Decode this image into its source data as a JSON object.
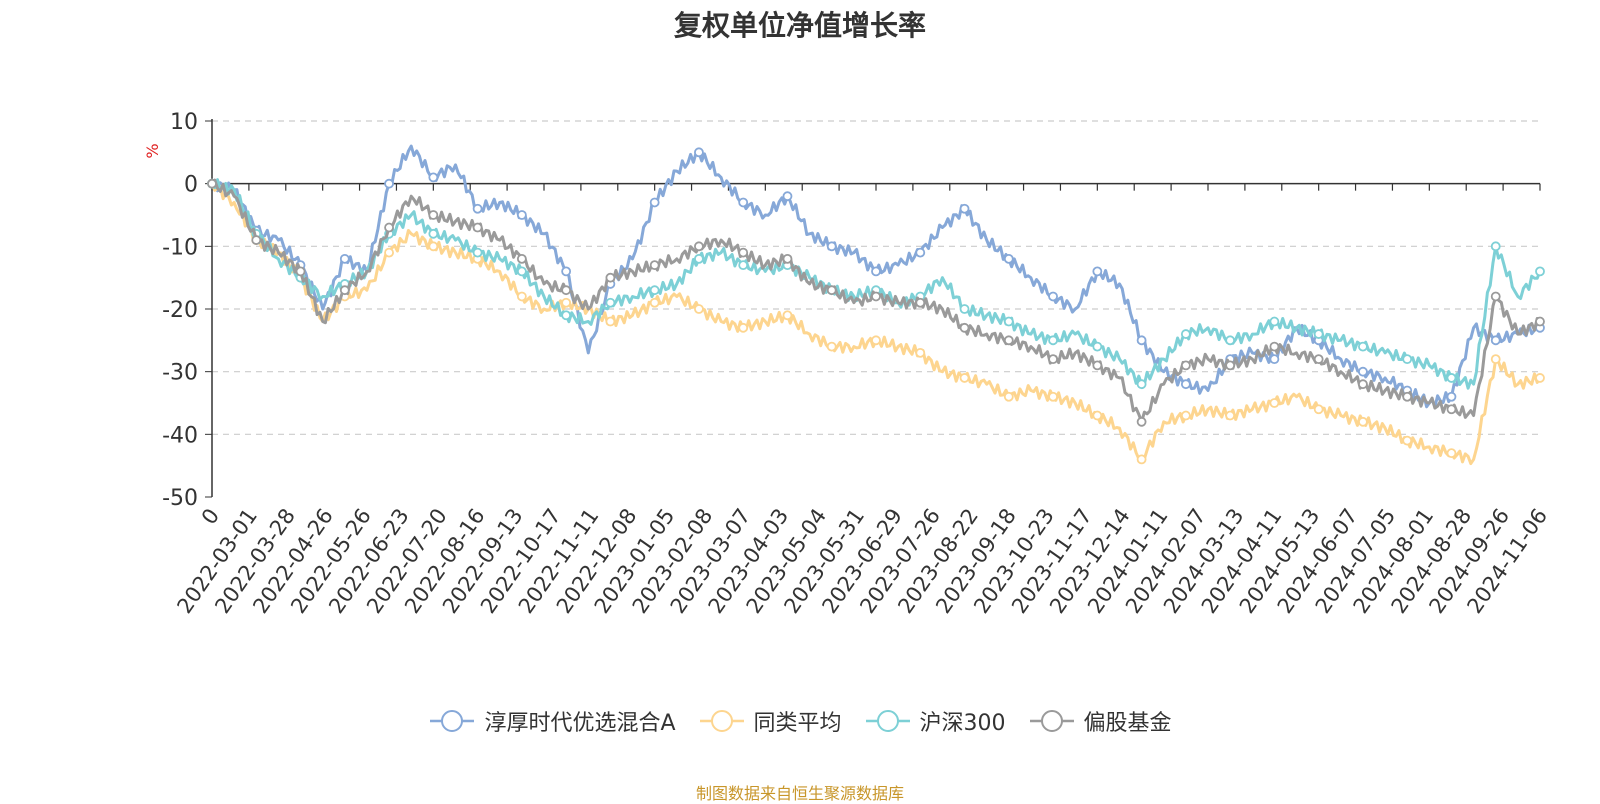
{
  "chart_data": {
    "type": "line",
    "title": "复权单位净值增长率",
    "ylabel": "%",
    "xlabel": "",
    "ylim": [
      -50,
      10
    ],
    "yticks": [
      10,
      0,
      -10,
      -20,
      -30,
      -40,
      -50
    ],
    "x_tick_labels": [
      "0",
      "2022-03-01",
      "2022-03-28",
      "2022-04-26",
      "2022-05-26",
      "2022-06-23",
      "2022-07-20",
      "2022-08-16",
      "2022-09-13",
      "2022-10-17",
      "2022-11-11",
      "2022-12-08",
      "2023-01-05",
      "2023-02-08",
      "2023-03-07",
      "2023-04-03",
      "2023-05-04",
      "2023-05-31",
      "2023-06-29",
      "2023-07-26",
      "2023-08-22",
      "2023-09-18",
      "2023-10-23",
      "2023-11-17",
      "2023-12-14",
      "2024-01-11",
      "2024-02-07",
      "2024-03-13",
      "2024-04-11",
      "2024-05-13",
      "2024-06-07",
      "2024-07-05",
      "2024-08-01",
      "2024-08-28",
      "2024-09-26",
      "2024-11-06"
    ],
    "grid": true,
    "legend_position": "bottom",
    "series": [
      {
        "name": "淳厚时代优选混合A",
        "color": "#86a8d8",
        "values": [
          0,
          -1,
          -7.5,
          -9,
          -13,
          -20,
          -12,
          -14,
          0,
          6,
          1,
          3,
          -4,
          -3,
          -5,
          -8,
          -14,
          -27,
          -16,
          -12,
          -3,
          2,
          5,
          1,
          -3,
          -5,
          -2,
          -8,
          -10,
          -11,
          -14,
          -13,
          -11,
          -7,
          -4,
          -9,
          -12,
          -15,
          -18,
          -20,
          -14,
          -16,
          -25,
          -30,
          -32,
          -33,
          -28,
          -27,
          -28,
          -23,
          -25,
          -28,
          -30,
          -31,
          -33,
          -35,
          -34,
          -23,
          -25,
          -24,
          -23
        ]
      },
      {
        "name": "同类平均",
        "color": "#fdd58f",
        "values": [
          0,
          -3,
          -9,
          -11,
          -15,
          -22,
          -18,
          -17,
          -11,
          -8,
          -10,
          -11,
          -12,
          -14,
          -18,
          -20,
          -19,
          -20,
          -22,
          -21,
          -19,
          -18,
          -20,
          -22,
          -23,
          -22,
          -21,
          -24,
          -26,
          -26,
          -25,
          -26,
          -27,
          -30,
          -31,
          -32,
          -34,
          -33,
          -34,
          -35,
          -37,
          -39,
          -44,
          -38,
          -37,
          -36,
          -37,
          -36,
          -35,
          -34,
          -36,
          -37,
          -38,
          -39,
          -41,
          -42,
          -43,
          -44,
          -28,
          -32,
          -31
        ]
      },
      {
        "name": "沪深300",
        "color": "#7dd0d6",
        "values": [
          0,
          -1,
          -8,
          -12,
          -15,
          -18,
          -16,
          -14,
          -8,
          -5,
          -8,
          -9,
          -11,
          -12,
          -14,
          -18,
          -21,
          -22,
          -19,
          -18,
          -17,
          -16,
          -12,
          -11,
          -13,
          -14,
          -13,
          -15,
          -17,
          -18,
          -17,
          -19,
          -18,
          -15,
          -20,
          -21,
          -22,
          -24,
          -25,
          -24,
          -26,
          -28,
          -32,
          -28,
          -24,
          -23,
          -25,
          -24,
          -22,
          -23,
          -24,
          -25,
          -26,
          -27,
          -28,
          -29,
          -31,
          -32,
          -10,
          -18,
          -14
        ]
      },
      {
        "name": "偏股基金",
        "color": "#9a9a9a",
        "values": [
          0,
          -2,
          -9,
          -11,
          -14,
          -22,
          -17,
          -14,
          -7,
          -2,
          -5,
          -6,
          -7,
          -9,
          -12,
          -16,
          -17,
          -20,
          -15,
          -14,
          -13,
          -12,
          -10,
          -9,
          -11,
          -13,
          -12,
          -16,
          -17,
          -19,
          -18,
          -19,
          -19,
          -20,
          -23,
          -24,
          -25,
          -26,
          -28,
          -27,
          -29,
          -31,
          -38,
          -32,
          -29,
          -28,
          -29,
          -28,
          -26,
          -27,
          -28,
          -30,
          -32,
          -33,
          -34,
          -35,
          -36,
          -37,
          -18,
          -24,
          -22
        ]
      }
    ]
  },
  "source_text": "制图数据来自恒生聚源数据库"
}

··········

Written request:
Write only the number of lines that include "name".

The result:
4